Job — Show each line from the listing that includes the word "free".

Data records —
........

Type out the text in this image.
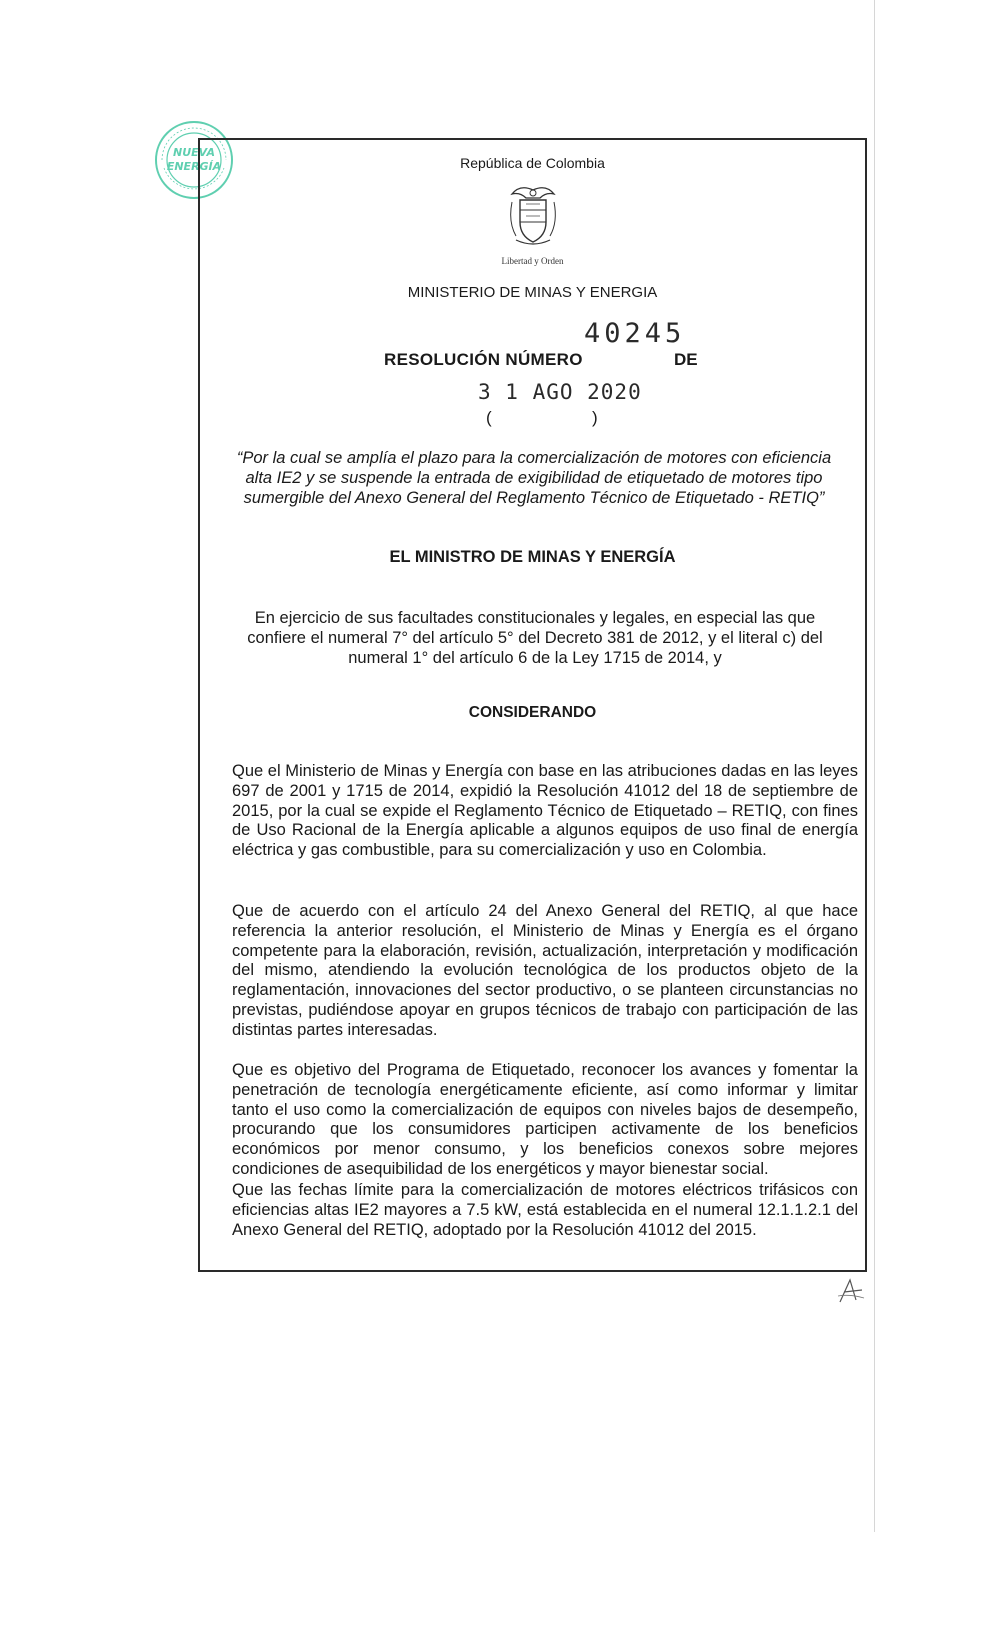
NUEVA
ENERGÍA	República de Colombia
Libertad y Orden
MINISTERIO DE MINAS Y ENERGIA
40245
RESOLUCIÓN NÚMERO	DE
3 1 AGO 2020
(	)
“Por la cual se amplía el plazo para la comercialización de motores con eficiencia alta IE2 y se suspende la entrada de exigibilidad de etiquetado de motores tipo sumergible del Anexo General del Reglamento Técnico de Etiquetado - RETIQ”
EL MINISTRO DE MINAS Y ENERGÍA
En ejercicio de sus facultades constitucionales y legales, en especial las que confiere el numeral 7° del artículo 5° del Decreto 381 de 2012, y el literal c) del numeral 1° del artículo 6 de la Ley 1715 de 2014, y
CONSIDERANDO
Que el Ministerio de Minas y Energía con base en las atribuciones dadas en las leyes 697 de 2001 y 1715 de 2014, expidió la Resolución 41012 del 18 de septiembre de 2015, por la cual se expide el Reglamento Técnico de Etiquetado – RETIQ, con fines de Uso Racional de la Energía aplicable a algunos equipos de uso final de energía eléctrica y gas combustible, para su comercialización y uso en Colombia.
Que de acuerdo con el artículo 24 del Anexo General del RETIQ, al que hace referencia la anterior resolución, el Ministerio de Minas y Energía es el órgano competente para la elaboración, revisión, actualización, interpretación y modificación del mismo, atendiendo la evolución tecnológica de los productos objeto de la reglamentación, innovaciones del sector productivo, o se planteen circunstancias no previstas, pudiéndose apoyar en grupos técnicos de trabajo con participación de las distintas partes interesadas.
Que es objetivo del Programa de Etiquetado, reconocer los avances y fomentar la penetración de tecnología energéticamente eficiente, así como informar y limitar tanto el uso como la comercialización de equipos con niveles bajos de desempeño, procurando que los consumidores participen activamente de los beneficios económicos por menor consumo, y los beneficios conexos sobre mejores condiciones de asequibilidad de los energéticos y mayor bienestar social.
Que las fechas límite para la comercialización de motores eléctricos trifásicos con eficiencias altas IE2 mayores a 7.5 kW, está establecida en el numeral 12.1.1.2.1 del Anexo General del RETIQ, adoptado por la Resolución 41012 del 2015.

........

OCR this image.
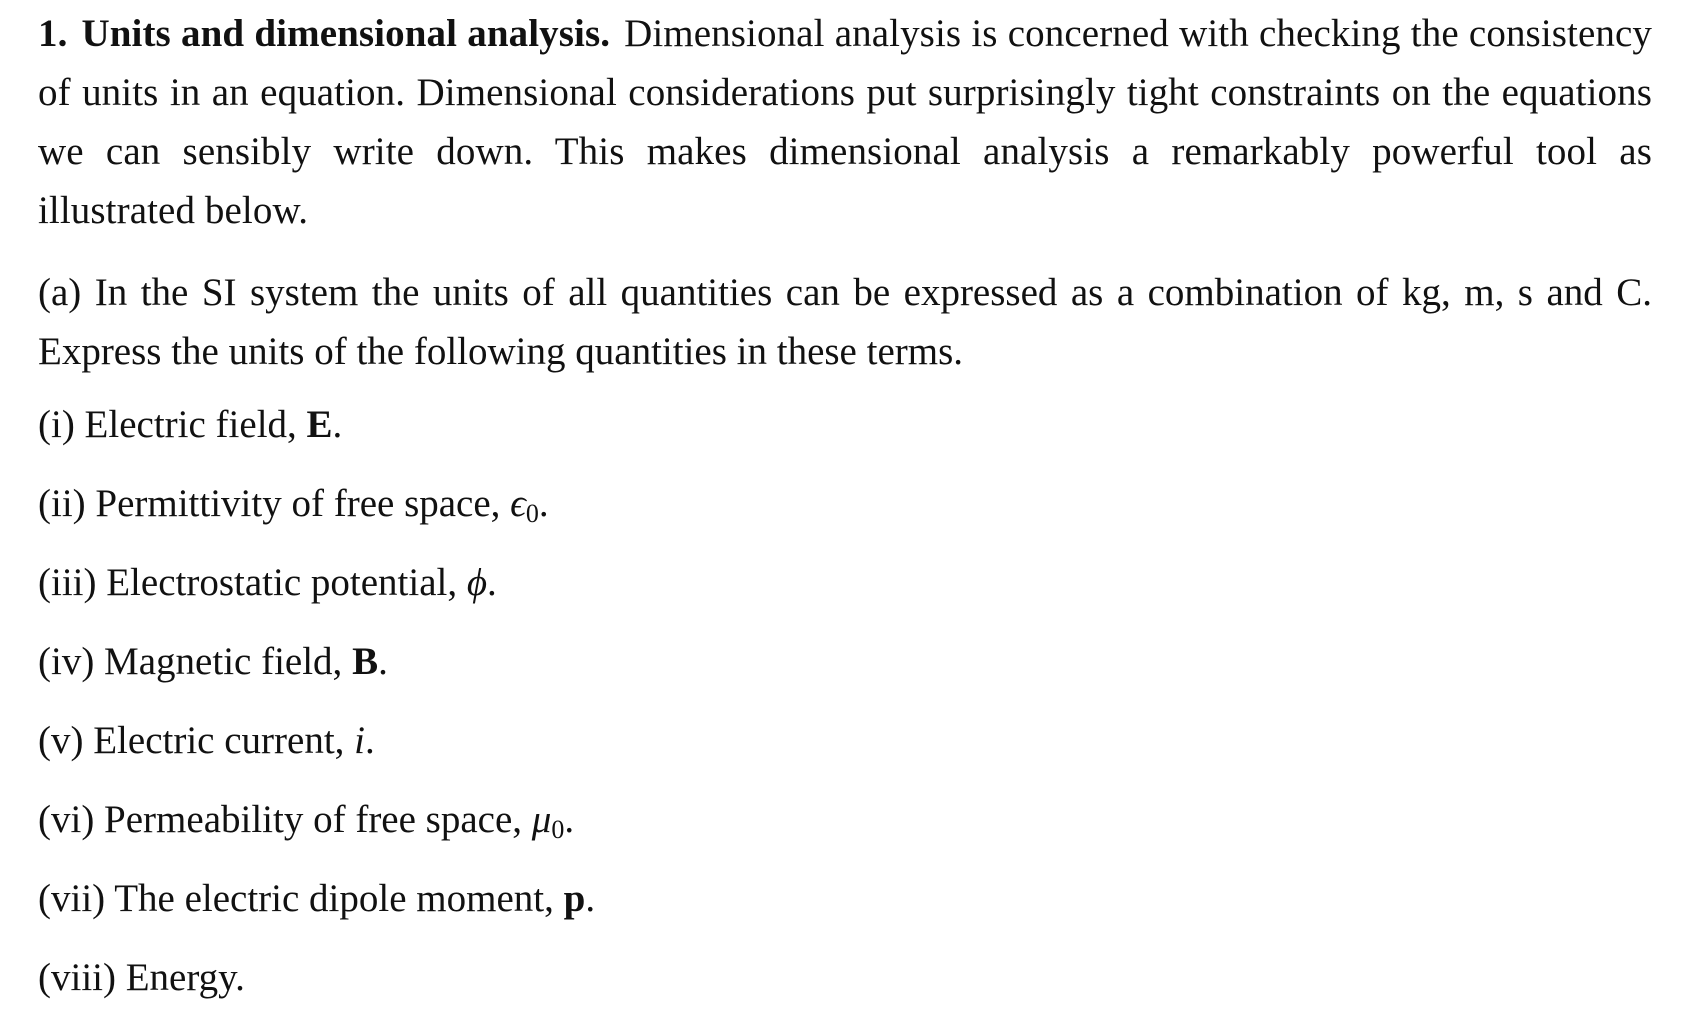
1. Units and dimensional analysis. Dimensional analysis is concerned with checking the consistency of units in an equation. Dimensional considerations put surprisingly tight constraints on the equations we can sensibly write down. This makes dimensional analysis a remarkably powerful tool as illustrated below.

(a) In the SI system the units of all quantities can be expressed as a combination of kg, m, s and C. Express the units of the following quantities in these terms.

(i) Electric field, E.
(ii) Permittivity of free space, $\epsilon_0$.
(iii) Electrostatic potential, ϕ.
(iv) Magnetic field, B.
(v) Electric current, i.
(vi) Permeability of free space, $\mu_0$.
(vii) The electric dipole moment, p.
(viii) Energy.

........

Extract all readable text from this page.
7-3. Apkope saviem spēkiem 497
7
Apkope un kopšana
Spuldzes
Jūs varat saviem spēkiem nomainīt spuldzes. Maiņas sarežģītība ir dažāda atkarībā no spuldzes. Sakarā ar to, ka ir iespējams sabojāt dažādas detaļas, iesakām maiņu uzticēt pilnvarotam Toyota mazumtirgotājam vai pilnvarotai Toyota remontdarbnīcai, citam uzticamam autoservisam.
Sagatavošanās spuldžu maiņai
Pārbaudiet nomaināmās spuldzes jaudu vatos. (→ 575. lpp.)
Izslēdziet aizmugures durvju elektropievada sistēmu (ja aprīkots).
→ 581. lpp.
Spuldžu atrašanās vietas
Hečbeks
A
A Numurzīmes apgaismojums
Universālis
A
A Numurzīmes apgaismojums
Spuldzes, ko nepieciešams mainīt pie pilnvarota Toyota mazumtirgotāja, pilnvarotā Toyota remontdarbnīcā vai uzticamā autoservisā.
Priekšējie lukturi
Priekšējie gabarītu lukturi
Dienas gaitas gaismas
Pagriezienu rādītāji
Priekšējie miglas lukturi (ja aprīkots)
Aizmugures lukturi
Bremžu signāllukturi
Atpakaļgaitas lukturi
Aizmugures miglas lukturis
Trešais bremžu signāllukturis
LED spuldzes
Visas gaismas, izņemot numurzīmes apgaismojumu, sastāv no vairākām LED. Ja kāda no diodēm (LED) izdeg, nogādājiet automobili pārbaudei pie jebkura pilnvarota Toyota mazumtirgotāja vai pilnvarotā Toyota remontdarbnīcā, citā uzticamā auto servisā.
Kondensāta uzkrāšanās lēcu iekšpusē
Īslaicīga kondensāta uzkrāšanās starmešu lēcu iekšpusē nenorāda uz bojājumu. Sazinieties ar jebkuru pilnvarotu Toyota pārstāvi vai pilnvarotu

........

Answer for this exercise —
(ii) Permittivity of free space, $\epsilon_0$.
(vi) Permeability of free space, $\mu_0$.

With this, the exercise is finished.